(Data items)
# # # #

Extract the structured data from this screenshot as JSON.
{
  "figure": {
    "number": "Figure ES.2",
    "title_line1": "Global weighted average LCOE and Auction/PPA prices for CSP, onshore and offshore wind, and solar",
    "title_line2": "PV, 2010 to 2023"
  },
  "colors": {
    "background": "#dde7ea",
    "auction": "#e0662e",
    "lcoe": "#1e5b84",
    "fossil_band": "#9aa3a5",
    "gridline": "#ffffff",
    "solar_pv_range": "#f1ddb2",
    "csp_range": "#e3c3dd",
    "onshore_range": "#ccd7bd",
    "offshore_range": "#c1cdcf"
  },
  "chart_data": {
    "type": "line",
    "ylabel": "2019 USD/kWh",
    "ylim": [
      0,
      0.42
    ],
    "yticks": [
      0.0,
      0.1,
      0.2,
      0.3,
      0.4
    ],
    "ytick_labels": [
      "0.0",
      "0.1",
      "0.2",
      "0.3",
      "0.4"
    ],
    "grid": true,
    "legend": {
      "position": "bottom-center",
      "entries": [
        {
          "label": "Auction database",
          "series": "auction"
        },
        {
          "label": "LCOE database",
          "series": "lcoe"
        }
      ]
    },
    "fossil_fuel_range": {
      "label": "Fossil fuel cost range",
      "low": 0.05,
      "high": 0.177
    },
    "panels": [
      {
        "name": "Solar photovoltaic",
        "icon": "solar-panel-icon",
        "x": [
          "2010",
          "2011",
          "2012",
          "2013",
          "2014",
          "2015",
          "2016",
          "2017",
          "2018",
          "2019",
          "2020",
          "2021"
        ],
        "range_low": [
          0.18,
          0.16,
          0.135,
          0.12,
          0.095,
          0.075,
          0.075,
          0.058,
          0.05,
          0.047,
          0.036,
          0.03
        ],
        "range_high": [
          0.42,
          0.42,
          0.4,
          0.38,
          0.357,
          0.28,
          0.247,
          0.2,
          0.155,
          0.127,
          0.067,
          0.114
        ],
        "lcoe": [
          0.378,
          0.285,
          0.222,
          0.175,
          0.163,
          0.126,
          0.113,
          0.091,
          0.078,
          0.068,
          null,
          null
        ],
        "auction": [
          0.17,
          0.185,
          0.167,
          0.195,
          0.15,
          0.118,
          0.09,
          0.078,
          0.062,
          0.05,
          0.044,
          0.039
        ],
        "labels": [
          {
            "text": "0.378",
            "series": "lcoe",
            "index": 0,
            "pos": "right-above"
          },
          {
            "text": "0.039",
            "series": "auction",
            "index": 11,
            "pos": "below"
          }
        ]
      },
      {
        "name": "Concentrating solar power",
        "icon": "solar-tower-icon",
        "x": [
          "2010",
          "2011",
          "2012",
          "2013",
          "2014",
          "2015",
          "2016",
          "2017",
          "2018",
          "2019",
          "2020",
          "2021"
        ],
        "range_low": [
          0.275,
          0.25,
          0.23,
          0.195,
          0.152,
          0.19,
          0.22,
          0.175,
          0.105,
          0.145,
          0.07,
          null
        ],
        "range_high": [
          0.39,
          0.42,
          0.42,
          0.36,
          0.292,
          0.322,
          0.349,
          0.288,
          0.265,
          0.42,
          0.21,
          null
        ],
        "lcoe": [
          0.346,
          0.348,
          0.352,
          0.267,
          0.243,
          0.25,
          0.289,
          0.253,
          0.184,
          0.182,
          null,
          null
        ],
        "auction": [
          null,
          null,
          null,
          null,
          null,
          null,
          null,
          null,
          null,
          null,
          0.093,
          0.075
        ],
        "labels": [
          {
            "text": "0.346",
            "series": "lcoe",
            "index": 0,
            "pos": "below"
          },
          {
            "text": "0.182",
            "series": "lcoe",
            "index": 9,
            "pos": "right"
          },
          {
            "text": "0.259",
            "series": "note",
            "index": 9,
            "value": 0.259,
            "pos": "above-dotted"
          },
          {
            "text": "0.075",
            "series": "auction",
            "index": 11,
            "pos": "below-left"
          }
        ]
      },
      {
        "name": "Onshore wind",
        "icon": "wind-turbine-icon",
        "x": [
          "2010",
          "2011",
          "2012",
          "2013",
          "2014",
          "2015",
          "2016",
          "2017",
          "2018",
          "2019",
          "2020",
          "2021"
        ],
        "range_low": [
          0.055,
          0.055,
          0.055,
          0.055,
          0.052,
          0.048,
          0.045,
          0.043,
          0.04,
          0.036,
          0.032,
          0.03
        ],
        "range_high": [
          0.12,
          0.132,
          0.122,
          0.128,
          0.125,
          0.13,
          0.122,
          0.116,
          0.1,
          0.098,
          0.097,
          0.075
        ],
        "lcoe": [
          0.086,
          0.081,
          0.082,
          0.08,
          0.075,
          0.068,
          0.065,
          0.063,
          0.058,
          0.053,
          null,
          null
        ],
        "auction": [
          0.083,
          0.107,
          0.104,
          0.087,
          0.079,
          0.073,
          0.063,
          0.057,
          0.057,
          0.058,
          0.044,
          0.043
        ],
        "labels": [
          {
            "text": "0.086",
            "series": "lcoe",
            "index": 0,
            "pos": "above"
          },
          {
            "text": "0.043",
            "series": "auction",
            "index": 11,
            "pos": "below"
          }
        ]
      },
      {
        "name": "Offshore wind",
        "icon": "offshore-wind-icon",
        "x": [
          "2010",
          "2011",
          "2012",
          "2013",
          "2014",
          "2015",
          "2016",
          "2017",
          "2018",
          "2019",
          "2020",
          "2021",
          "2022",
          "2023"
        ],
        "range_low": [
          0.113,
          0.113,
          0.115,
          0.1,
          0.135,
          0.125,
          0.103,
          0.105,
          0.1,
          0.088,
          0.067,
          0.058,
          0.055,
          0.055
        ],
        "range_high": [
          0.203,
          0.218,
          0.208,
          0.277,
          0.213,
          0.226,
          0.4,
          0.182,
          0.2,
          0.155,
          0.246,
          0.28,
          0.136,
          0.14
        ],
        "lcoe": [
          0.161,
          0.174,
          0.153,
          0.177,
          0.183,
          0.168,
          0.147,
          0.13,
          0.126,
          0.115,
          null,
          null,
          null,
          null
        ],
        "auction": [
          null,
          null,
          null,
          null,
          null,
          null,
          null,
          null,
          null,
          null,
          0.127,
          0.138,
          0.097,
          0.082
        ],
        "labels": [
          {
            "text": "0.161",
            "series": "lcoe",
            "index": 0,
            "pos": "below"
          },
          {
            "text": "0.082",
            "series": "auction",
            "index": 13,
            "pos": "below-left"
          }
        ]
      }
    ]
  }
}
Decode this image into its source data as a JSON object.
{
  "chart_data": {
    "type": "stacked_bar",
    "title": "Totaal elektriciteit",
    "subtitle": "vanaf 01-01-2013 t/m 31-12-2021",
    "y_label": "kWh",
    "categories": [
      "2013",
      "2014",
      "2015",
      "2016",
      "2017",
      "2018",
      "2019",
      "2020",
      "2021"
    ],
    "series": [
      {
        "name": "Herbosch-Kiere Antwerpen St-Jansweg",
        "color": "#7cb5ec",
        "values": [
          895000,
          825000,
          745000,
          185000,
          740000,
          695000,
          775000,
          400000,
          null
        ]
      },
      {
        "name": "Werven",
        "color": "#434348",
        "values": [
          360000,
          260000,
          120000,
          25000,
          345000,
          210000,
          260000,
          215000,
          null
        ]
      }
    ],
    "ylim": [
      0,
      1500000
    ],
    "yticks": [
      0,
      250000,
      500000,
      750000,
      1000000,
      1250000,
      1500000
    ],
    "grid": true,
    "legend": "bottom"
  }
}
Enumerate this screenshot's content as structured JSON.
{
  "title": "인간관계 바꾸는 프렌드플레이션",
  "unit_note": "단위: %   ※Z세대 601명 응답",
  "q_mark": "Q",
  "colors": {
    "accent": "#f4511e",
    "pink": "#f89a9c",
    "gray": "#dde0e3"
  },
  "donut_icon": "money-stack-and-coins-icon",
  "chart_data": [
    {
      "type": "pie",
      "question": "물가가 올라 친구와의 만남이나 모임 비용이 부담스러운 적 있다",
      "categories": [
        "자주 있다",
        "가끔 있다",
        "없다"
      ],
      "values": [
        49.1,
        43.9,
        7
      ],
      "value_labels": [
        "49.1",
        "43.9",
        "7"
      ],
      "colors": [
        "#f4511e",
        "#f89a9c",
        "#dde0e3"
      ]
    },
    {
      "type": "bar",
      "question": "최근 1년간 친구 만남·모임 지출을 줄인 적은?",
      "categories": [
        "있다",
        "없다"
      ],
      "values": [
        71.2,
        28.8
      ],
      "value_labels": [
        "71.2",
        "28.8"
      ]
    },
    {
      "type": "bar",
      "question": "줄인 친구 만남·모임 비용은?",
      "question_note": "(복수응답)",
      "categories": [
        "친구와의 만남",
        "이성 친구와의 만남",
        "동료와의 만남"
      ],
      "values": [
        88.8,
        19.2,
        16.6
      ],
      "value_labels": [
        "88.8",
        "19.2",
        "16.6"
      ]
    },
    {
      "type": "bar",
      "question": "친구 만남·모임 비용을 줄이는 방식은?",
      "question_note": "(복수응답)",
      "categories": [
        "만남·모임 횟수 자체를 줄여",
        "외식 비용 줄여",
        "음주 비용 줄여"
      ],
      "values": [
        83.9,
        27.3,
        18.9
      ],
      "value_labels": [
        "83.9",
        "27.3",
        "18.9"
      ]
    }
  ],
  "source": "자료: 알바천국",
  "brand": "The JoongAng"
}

# # # #

**Aim of the task:**
Repeat, without change, each line of the data above from the one that contains "Enumerate this screenshot's" through the final line, counting both.

**Solution to this task:**
Enumerate this screenshot's content as structured JSON.
{
  "title": "인간관계 바꾸는 프렌드플레이션",
  "unit_note": "단위: %   ※Z세대 601명 응답",
  "q_mark": "Q",
  "colors": {
    "accent": "#f4511e",
    "pink": "#f89a9c",
    "gray": "#dde0e3"
  },
  "donut_icon": "money-stack-and-coins-icon",
  "chart_data": [
    {
      "type": "pie",
      "question": "물가가 올라 친구와의 만남이나 모임 비용이 부담스러운 적 있다",
      "categories": [
        "자주 있다",
        "가끔 있다",
        "없다"
      ],
      "values": [
        49.1,
        43.9,
        7
      ],
      "value_labels": [
        "49.1",
        "43.9",
        "7"
      ],
      "colors": [
        "#f4511e",
        "#f89a9c",
        "#dde0e3"
      ]
    },
    {
      "type": "bar",
      "question": "최근 1년간 친구 만남·모임 지출을 줄인 적은?",
      "categories": [
        "있다",
        "없다"
      ],
      "values": [
        71.2,
        28.8
      ],
      "value_labels": [
        "71.2",
        "28.8"
      ]
    },
    {
      "type": "bar",
      "question": "줄인 친구 만남·모임 비용은?",
      "question_note": "(복수응답)",
      "categories": [
        "친구와의 만남",
        "이성 친구와의 만남",
        "동료와의 만남"
      ],
      "values": [
        88.8,
        19.2,
        16.6
      ],
      "value_labels": [
        "88.8",
        "19.2",
        "16.6"
      ]
    },
    {
      "type": "bar",
      "question": "친구 만남·모임 비용을 줄이는 방식은?",
      "question_note": "(복수응답)",
      "categories": [
        "만남·모임 횟수 자체를 줄여",
        "외식 비용 줄여",
        "음주 비용 줄여"
      ],
      "values": [
        83.9,
        27.3,
        18.9
      ],
      "value_labels": [
        "83.9",
        "27.3",
        "18.9"
      ]
    }
  ],
  "source": "자료: 알바천국",
  "brand": "The JoongAng"
}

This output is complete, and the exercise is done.